WHAT IS EXPECTED -
Pick out each line of the records in which the word "Fehltage" appears.

··· RAW RECORDS

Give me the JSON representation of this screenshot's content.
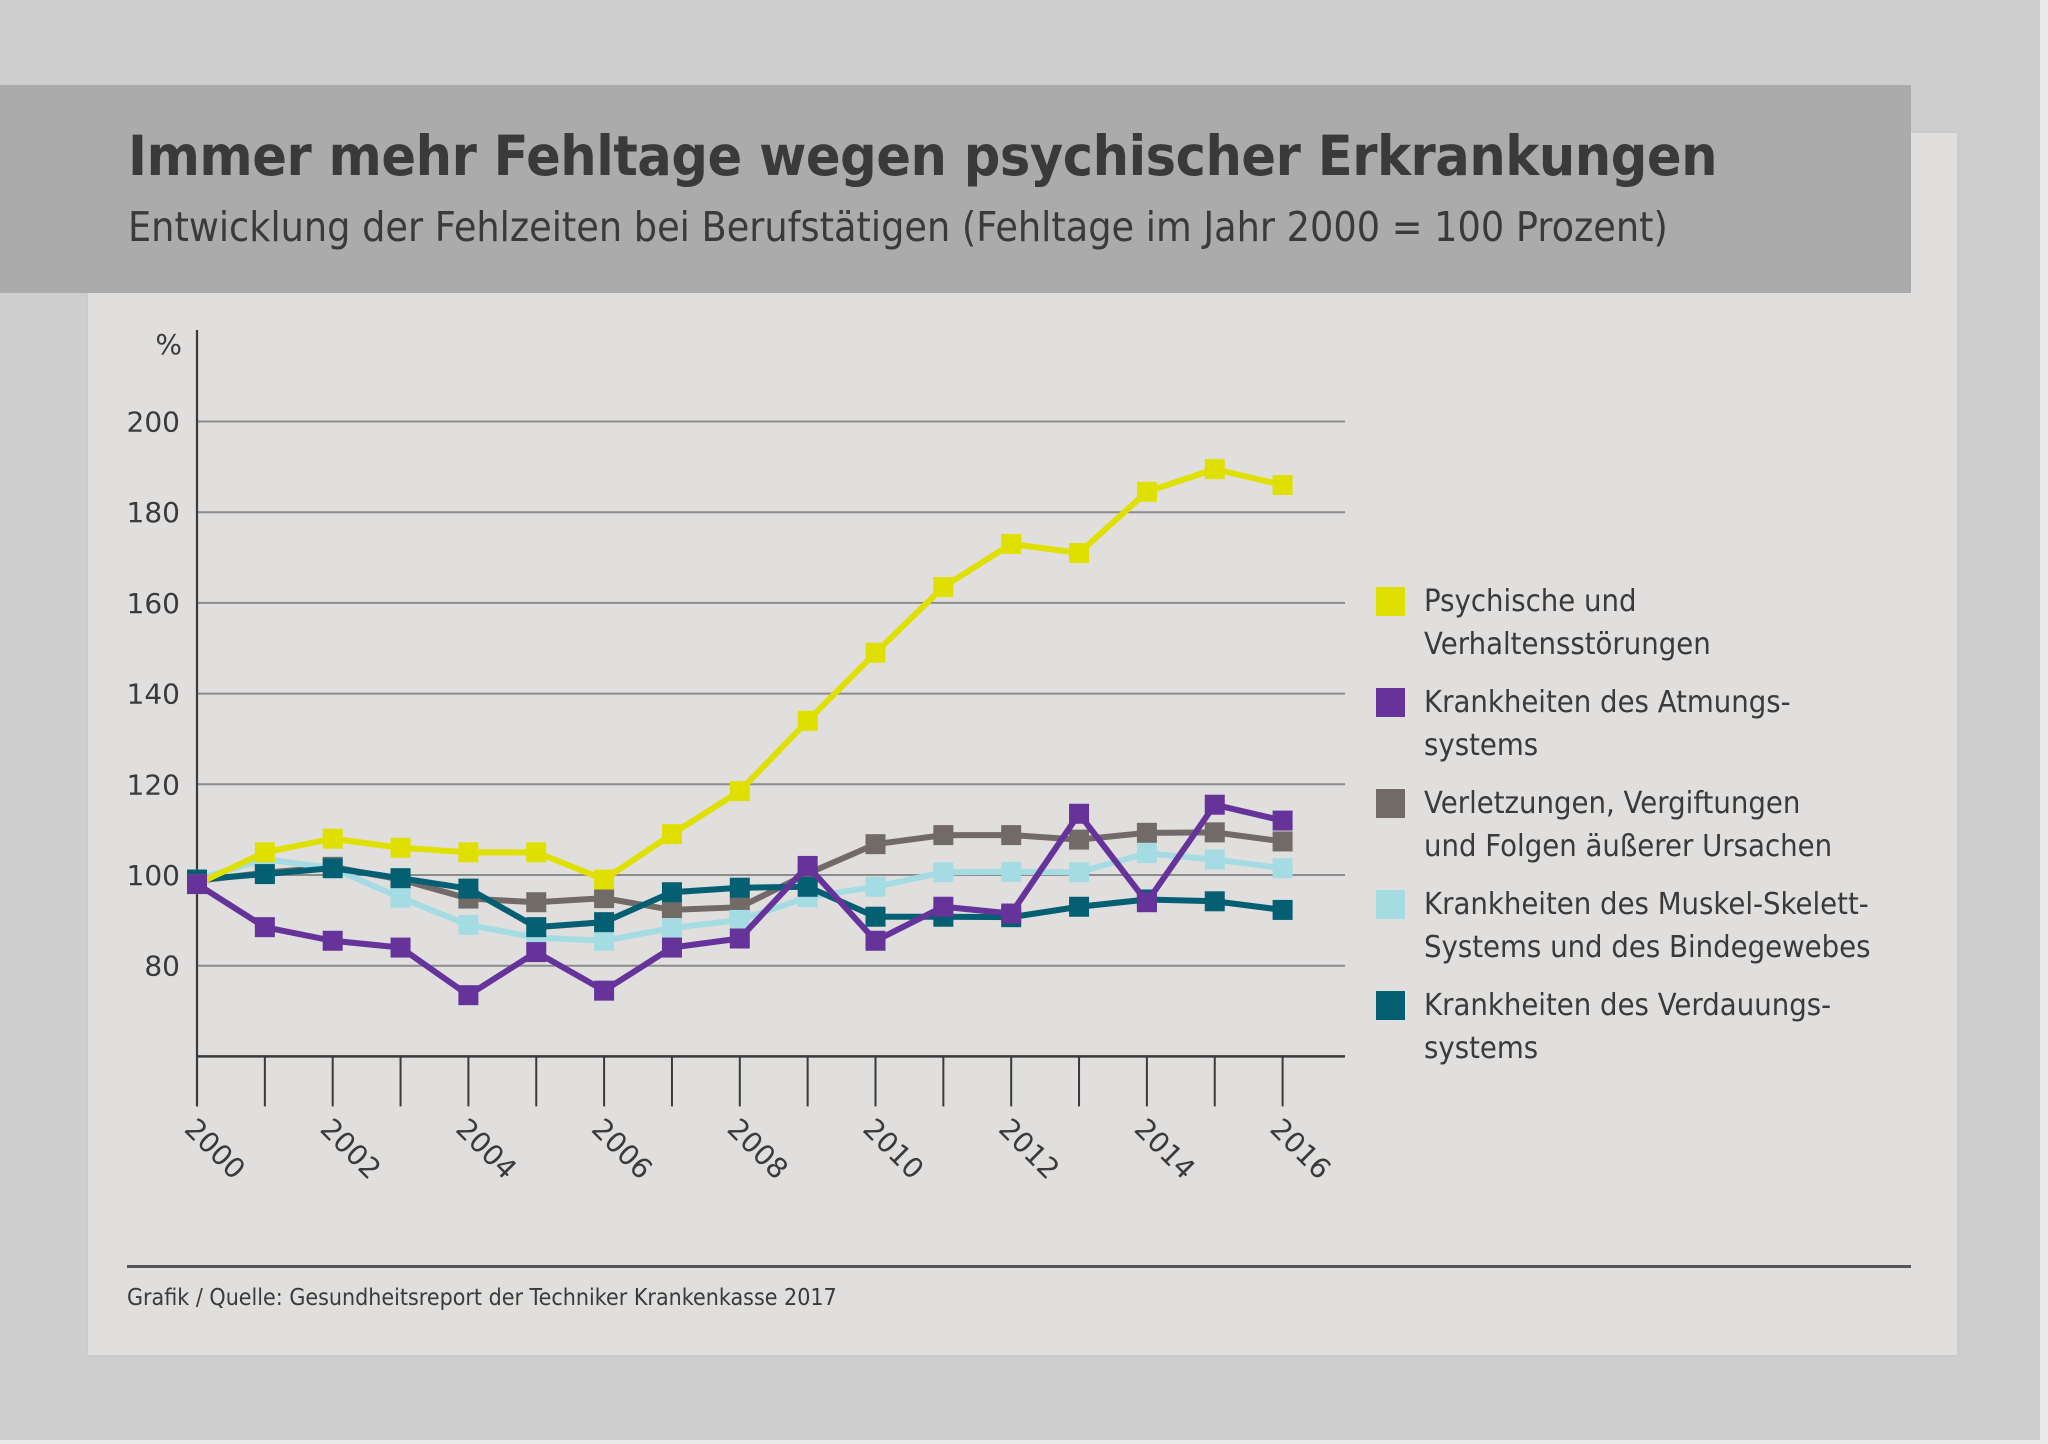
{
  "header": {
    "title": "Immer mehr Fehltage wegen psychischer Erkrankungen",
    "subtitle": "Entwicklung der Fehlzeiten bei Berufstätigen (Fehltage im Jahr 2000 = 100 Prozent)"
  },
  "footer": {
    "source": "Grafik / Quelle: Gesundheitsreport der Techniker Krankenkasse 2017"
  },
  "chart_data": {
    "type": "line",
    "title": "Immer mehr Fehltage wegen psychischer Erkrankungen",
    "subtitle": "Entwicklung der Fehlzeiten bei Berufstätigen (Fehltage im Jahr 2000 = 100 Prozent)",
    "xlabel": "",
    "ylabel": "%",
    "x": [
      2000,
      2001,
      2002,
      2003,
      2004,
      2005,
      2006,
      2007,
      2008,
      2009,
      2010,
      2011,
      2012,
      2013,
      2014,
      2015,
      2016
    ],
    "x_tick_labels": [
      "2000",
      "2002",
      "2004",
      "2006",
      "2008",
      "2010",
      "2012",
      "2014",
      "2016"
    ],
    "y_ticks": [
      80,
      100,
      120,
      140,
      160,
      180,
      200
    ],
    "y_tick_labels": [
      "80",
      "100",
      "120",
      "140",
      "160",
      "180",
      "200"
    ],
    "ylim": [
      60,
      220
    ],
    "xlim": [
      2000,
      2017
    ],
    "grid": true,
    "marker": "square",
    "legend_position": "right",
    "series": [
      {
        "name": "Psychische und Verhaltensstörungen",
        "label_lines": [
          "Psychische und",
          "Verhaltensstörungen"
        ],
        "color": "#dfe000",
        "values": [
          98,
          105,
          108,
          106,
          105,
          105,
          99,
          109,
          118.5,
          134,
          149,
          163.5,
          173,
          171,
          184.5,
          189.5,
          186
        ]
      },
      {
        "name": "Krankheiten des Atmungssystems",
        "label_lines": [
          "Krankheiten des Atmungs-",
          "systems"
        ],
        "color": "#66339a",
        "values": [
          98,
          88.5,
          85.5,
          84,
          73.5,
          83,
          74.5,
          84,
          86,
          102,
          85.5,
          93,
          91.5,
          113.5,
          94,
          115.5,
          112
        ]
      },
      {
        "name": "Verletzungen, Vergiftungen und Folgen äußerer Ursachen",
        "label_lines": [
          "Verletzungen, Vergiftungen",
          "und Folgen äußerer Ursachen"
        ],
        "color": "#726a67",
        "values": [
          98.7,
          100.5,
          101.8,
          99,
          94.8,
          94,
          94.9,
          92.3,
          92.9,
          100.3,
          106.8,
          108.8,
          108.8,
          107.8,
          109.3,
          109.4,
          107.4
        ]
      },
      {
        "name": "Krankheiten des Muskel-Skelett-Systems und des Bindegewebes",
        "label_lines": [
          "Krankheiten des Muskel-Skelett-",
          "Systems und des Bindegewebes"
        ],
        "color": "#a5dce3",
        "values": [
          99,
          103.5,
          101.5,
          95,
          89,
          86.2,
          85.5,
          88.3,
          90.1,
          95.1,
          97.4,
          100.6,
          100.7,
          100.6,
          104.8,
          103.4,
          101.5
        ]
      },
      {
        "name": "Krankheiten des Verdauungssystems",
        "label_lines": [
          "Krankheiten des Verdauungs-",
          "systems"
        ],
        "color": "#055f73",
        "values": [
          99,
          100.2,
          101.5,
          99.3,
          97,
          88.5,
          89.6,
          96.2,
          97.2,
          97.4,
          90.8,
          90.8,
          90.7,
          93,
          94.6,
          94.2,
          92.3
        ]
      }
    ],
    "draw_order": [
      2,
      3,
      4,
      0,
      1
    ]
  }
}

······

OUTPUT FOR THIS EXERCISE -
    "title": "Immer mehr Fehltage wegen psychischer Erkrankungen",
    "subtitle": "Entwicklung der Fehlzeiten bei Berufstätigen (Fehltage im Jahr 2000 = 100 Prozent)"
    "title": "Immer mehr Fehltage wegen psychischer Erkrankungen",
    "subtitle": "Entwicklung der Fehlzeiten bei Berufstätigen (Fehltage im Jahr 2000 = 100 Prozent)",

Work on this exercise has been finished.